- **Exercise details**:
Copy every record below exactly as written, but leave out the pictures.

──────── Records for processing ────────

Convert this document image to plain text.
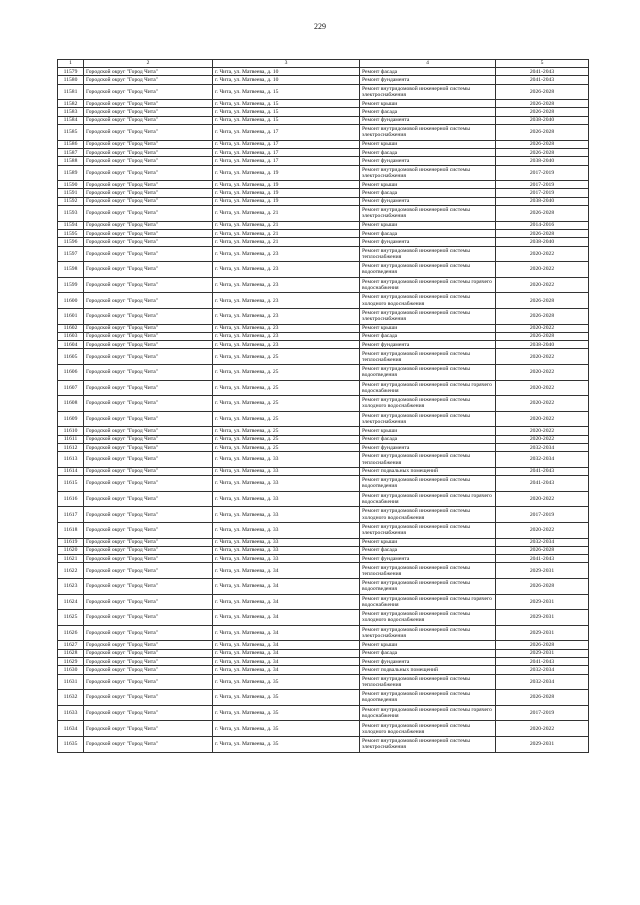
229
1	2	3	4	5
11579	Городской округ "Город Чита"	г. Чита, ул. Матвеева, д. 10	Ремонт фасада	2041-2043
11580	Городской округ "Город Чита"	г. Чита, ул. Матвеева, д. 10	Ремонт фундамента	2041-2043
11581	Городской округ "Город Чита"	г. Чита, ул. Матвеева, д. 15	Ремонт внутридомовой инженерной системы электроснабжения	2026-2028
11582	Городской округ "Город Чита"	г. Чита, ул. Матвеева, д. 15	Ремонт крыши	2026-2028
11583	Городской округ "Город Чита"	г. Чита, ул. Матвеева, д. 15	Ремонт фасада	2026-2028
11584	Городской округ "Город Чита"	г. Чита, ул. Матвеева, д. 15	Ремонт фундамента	2038-2040
11585	Городской округ "Город Чита"	г. Чита, ул. Матвеева, д. 17	Ремонт внутридомовой инженерной системы электроснабжения	2026-2028
11586	Городской округ "Город Чита"	г. Чита, ул. Матвеева, д. 17	Ремонт крыши	2026-2028
11587	Городской округ "Город Чита"	г. Чита, ул. Матвеева, д. 17	Ремонт фасада	2026-2028
11588	Городской округ "Город Чита"	г. Чита, ул. Матвеева, д. 17	Ремонт фундамента	2038-2040
11589	Городской округ "Город Чита"	г. Чита, ул. Матвеева, д. 19	Ремонт внутридомовой инженерной системы электроснабжения	2017-2019
11590	Городской округ "Город Чита"	г. Чита, ул. Матвеева, д. 19	Ремонт крыши	2017-2019
11591	Городской округ "Город Чита"	г. Чита, ул. Матвеева, д. 19	Ремонт фасада	2017-2019
11592	Городской округ "Город Чита"	г. Чита, ул. Матвеева, д. 19	Ремонт фундамента	2038-2040
11593	Городской округ "Город Чита"	г. Чита, ул. Матвеева, д. 21	Ремонт внутридомовой инженерной системы электроснабжения	2026-2028
11594	Городской округ "Город Чита"	г. Чита, ул. Матвеева, д. 21	Ремонт крыши	2014-2016
11595	Городской округ "Город Чита"	г. Чита, ул. Матвеева, д. 21	Ремонт фасада	2026-2028
11596	Городской округ "Город Чита"	г. Чита, ул. Матвеева, д. 21	Ремонт фундамента	2038-2040
11597	Городской округ "Город Чита"	г. Чита, ул. Матвеева, д. 23	Ремонт внутридомовой инженерной системы теплоснабжения	2020-2022
11598	Городской округ "Город Чита"	г. Чита, ул. Матвеева, д. 23	Ремонт внутридомовой инженерной системы водоотведения	2020-2022
11599	Городской округ "Город Чита"	г. Чита, ул. Матвеева, д. 23	Ремонт внутридомовой инженерной системы горячего водоснабжения	2020-2022
11600	Городской округ "Город Чита"	г. Чита, ул. Матвеева, д. 23	Ремонт внутридомовой инженерной системы холодного водоснабжения	2026-2028
11601	Городской округ "Город Чита"	г. Чита, ул. Матвеева, д. 23	Ремонт внутридомовой инженерной системы электроснабжения	2026-2028
11602	Городской округ "Город Чита"	г. Чита, ул. Матвеева, д. 23	Ремонт крыши	2020-2022
11603	Городской округ "Город Чита"	г. Чита, ул. Матвеева, д. 23	Ремонт фасада	2026-2028
11604	Городской округ "Город Чита"	г. Чита, ул. Матвеева, д. 23	Ремонт фундамента	2038-2040
11605	Городской округ "Город Чита"	г. Чита, ул. Матвеева, д. 25	Ремонт внутридомовой инженерной системы теплоснабжения	2020-2022
11606	Городской округ "Город Чита"	г. Чита, ул. Матвеева, д. 25	Ремонт внутридомовой инженерной системы водоотведения	2020-2022
11607	Городской округ "Город Чита"	г. Чита, ул. Матвеева, д. 25	Ремонт внутридомовой инженерной системы горячего водоснабжения	2020-2022
11608	Городской округ "Город Чита"	г. Чита, ул. Матвеева, д. 25	Ремонт внутридомовой инженерной системы холодного водоснабжения	2020-2022
11609	Городской округ "Город Чита"	г. Чита, ул. Матвеева, д. 25	Ремонт внутридомовой инженерной системы электроснабжения	2020-2022
11610	Городской округ "Город Чита"	г. Чита, ул. Матвеева, д. 25	Ремонт крыши	2020-2022
11611	Городской округ "Город Чита"	г. Чита, ул. Матвеева, д. 25	Ремонт фасада	2020-2022
11612	Городской округ "Город Чита"	г. Чита, ул. Матвеева, д. 25	Ремонт фундамента	2032-2034
11613	Городской округ "Город Чита"	г. Чита, ул. Матвеева, д. 33	Ремонт внутридомовой инженерной системы теплоснабжения	2032-2034
11614	Городской округ "Город Чита"	г. Чита, ул. Матвеева, д. 33	Ремонт подвальных помещений	2041-2043
11615	Городской округ "Город Чита"	г. Чита, ул. Матвеева, д. 33	Ремонт внутридомовой инженерной системы водоотведения	2041-2043
11616	Городской округ "Город Чита"	г. Чита, ул. Матвеева, д. 33	Ремонт внутридомовой инженерной системы горячего водоснабжения	2020-2022
11617	Городской округ "Город Чита"	г. Чита, ул. Матвеева, д. 33	Ремонт внутридомовой инженерной системы холодного водоснабжения	2017-2019
11618	Городской округ "Город Чита"	г. Чита, ул. Матвеева, д. 33	Ремонт внутридомовой инженерной системы электроснабжения	2020-2022
11619	Городской округ "Город Чита"	г. Чита, ул. Матвеева, д. 33	Ремонт крыши	2032-2034
11620	Городской округ "Город Чита"	г. Чита, ул. Матвеева, д. 33	Ремонт фасада	2026-2028
11621	Городской округ "Город Чита"	г. Чита, ул. Матвеева, д. 33	Ремонт фундамента	2041-2043
11622	Городской округ "Город Чита"	г. Чита, ул. Матвеева, д. 34	Ремонт внутридомовой инженерной системы теплоснабжения	2029-2031
11623	Городской округ "Город Чита"	г. Чита, ул. Матвеева, д. 34	Ремонт внутридомовой инженерной системы водоотведения	2026-2028
11624	Городской округ "Город Чита"	г. Чита, ул. Матвеева, д. 34	Ремонт внутридомовой инженерной системы горячего водоснабжения	2029-2031
11625	Городской округ "Город Чита"	г. Чита, ул. Матвеева, д. 34	Ремонт внутридомовой инженерной системы холодного водоснабжения	2029-2031
11626	Городской округ "Город Чита"	г. Чита, ул. Матвеева, д. 34	Ремонт внутридомовой инженерной системы электроснабжения	2029-2031
11627	Городской округ "Город Чита"	г. Чита, ул. Матвеева, д. 34	Ремонт крыши	2026-2028
11628	Городской округ "Город Чита"	г. Чита, ул. Матвеева, д. 34	Ремонт фасада	2029-2031
11629	Городской округ "Город Чита"	г. Чита, ул. Матвеева, д. 34	Ремонт фундамента	2041-2043
11630	Городской округ "Город Чита"	г. Чита, ул. Матвеева, д. 34	Ремонт подвальных помещений	2032-2034
11631	Городской округ "Город Чита"	г. Чита, ул. Матвеева, д. 35	Ремонт внутридомовой инженерной системы теплоснабжения	2032-2034
11632	Городской округ "Город Чита"	г. Чита, ул. Матвеева, д. 35	Ремонт внутридомовой инженерной системы водоотведения	2026-2028
11633	Городской округ "Город Чита"	г. Чита, ул. Матвеева, д. 35	Ремонт внутридомовой инженерной системы горячего водоснабжения	2017-2019
11634	Городской округ "Город Чита"	г. Чита, ул. Матвеева, д. 35	Ремонт внутридомовой инженерной системы холодного водоснабжения	2020-2022
11635	Городской округ "Город Чита"	г. Чита, ул. Матвеева, д. 35	Ремонт внутридомовой инженерной системы электроснабжения	2029-2031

────────

- **Solution to the problem**:
Convert this document image to plain text.
229
1	2	3	4	5
11579	Городской округ "Город Чита"	г. Чита, ул. Матвеева, д. 10	Ремонт фасада	2041-2043
11580	Городской округ "Город Чита"	г. Чита, ул. Матвеева, д. 10	Ремонт фундамента	2041-2043
11581	Городской округ "Город Чита"	г. Чита, ул. Матвеева, д. 15	Ремонт внутридомовой инженерной системы электроснабжения	2026-2028
11582	Городской округ "Город Чита"	г. Чита, ул. Матвеева, д. 15	Ремонт крыши	2026-2028
11583	Городской округ "Город Чита"	г. Чита, ул. Матвеева, д. 15	Ремонт фасада	2026-2028
11584	Городской округ "Город Чита"	г. Чита, ул. Матвеева, д. 15	Ремонт фундамента	2038-2040
11585	Городской округ "Город Чита"	г. Чита, ул. Матвеева, д. 17	Ремонт внутридомовой инженерной системы электроснабжения	2026-2028
11586	Городской округ "Город Чита"	г. Чита, ул. Матвеева, д. 17	Ремонт крыши	2026-2028
11587	Городской округ "Город Чита"	г. Чита, ул. Матвеева, д. 17	Ремонт фасада	2026-2028
11588	Городской округ "Город Чита"	г. Чита, ул. Матвеева, д. 17	Ремонт фундамента	2038-2040
11589	Городской округ "Город Чита"	г. Чита, ул. Матвеева, д. 19	Ремонт внутридомовой инженерной системы электроснабжения	2017-2019
11590	Городской округ "Город Чита"	г. Чита, ул. Матвеева, д. 19	Ремонт крыши	2017-2019
11591	Городской округ "Город Чита"	г. Чита, ул. Матвеева, д. 19	Ремонт фасада	2017-2019
11592	Городской округ "Город Чита"	г. Чита, ул. Матвеева, д. 19	Ремонт фундамента	2038-2040
11593	Городской округ "Город Чита"	г. Чита, ул. Матвеева, д. 21	Ремонт внутридомовой инженерной системы электроснабжения	2026-2028
11594	Городской округ "Город Чита"	г. Чита, ул. Матвеева, д. 21	Ремонт крыши	2014-2016
11595	Городской округ "Город Чита"	г. Чита, ул. Матвеева, д. 21	Ремонт фасада	2026-2028
11596	Городской округ "Город Чита"	г. Чита, ул. Матвеева, д. 21	Ремонт фундамента	2038-2040
11597	Городской округ "Город Чита"	г. Чита, ул. Матвеева, д. 23	Ремонт внутридомовой инженерной системы теплоснабжения	2020-2022
11598	Городской округ "Город Чита"	г. Чита, ул. Матвеева, д. 23	Ремонт внутридомовой инженерной системы водоотведения	2020-2022
11599	Городской округ "Город Чита"	г. Чита, ул. Матвеева, д. 23	Ремонт внутридомовой инженерной системы горячего водоснабжения	2020-2022
11600	Городской округ "Город Чита"	г. Чита, ул. Матвеева, д. 23	Ремонт внутридомовой инженерной системы холодного водоснабжения	2026-2028
11601	Городской округ "Город Чита"	г. Чита, ул. Матвеева, д. 23	Ремонт внутридомовой инженерной системы электроснабжения	2026-2028
11602	Городской округ "Город Чита"	г. Чита, ул. Матвеева, д. 23	Ремонт крыши	2020-2022
11603	Городской округ "Город Чита"	г. Чита, ул. Матвеева, д. 23	Ремонт фасада	2026-2028
11604	Городской округ "Город Чита"	г. Чита, ул. Матвеева, д. 23	Ремонт фундамента	2038-2040
11605	Городской округ "Город Чита"	г. Чита, ул. Матвеева, д. 25	Ремонт внутридомовой инженерной системы теплоснабжения	2020-2022
11606	Городской округ "Город Чита"	г. Чита, ул. Матвеева, д. 25	Ремонт внутридомовой инженерной системы водоотведения	2020-2022
11607	Городской округ "Город Чита"	г. Чита, ул. Матвеева, д. 25	Ремонт внутридомовой инженерной системы горячего водоснабжения	2020-2022
11608	Городской округ "Город Чита"	г. Чита, ул. Матвеева, д. 25	Ремонт внутридомовой инженерной системы холодного водоснабжения	2020-2022
11609	Городской округ "Город Чита"	г. Чита, ул. Матвеева, д. 25	Ремонт внутридомовой инженерной системы электроснабжения	2020-2022
11610	Городской округ "Город Чита"	г. Чита, ул. Матвеева, д. 25	Ремонт крыши	2020-2022
11611	Городской округ "Город Чита"	г. Чита, ул. Матвеева, д. 25	Ремонт фасада	2020-2022
11612	Городской округ "Город Чита"	г. Чита, ул. Матвеева, д. 25	Ремонт фундамента	2032-2034
11613	Городской округ "Город Чита"	г. Чита, ул. Матвеева, д. 33	Ремонт внутридомовой инженерной системы теплоснабжения	2032-2034
11614	Городской округ "Город Чита"	г. Чита, ул. Матвеева, д. 33	Ремонт подвальных помещений	2041-2043
11615	Городской округ "Город Чита"	г. Чита, ул. Матвеева, д. 33	Ремонт внутридомовой инженерной системы водоотведения	2041-2043
11616	Городской округ "Город Чита"	г. Чита, ул. Матвеева, д. 33	Ремонт внутридомовой инженерной системы горячего водоснабжения	2020-2022
11617	Городской округ "Город Чита"	г. Чита, ул. Матвеева, д. 33	Ремонт внутридомовой инженерной системы холодного водоснабжения	2017-2019
11618	Городской округ "Город Чита"	г. Чита, ул. Матвеева, д. 33	Ремонт внутридомовой инженерной системы электроснабжения	2020-2022
11619	Городской округ "Город Чита"	г. Чита, ул. Матвеева, д. 33	Ремонт крыши	2032-2034
11620	Городской округ "Город Чита"	г. Чита, ул. Матвеева, д. 33	Ремонт фасада	2026-2028
11621	Городской округ "Город Чита"	г. Чита, ул. Матвеева, д. 33	Ремонт фундамента	2041-2043
11622	Городской округ "Город Чита"	г. Чита, ул. Матвеева, д. 34	Ремонт внутридомовой инженерной системы теплоснабжения	2029-2031
11623	Городской округ "Город Чита"	г. Чита, ул. Матвеева, д. 34	Ремонт внутридомовой инженерной системы водоотведения	2026-2028
11624	Городской округ "Город Чита"	г. Чита, ул. Матвеева, д. 34	Ремонт внутридомовой инженерной системы горячего водоснабжения	2029-2031
11625	Городской округ "Город Чита"	г. Чита, ул. Матвеева, д. 34	Ремонт внутридомовой инженерной системы холодного водоснабжения	2029-2031
11626	Городской округ "Город Чита"	г. Чита, ул. Матвеева, д. 34	Ремонт внутридомовой инженерной системы электроснабжения	2029-2031
11627	Городской округ "Город Чита"	г. Чита, ул. Матвеева, д. 34	Ремонт крыши	2026-2028
11628	Городской округ "Город Чита"	г. Чита, ул. Матвеева, д. 34	Ремонт фасада	2029-2031
11629	Городской округ "Город Чита"	г. Чита, ул. Матвеева, д. 34	Ремонт фундамента	2041-2043
11630	Городской округ "Город Чита"	г. Чита, ул. Матвеева, д. 34	Ремонт подвальных помещений	2032-2034
11631	Городской округ "Город Чита"	г. Чита, ул. Матвеева, д. 35	Ремонт внутридомовой инженерной системы теплоснабжения	2032-2034
11632	Городской округ "Город Чита"	г. Чита, ул. Матвеева, д. 35	Ремонт внутридомовой инженерной системы водоотведения	2026-2028
11633	Городской округ "Город Чита"	г. Чита, ул. Матвеева, д. 35	Ремонт внутридомовой инженерной системы горячего водоснабжения	2017-2019
11634	Городской округ "Город Чита"	г. Чита, ул. Матвеева, д. 35	Ремонт внутридомовой инженерной системы холодного водоснабжения	2020-2022
11635	Городской округ "Город Чита"	г. Чита, ул. Матвеева, д. 35	Ремонт внутридомовой инженерной системы электроснабжения	2029-2031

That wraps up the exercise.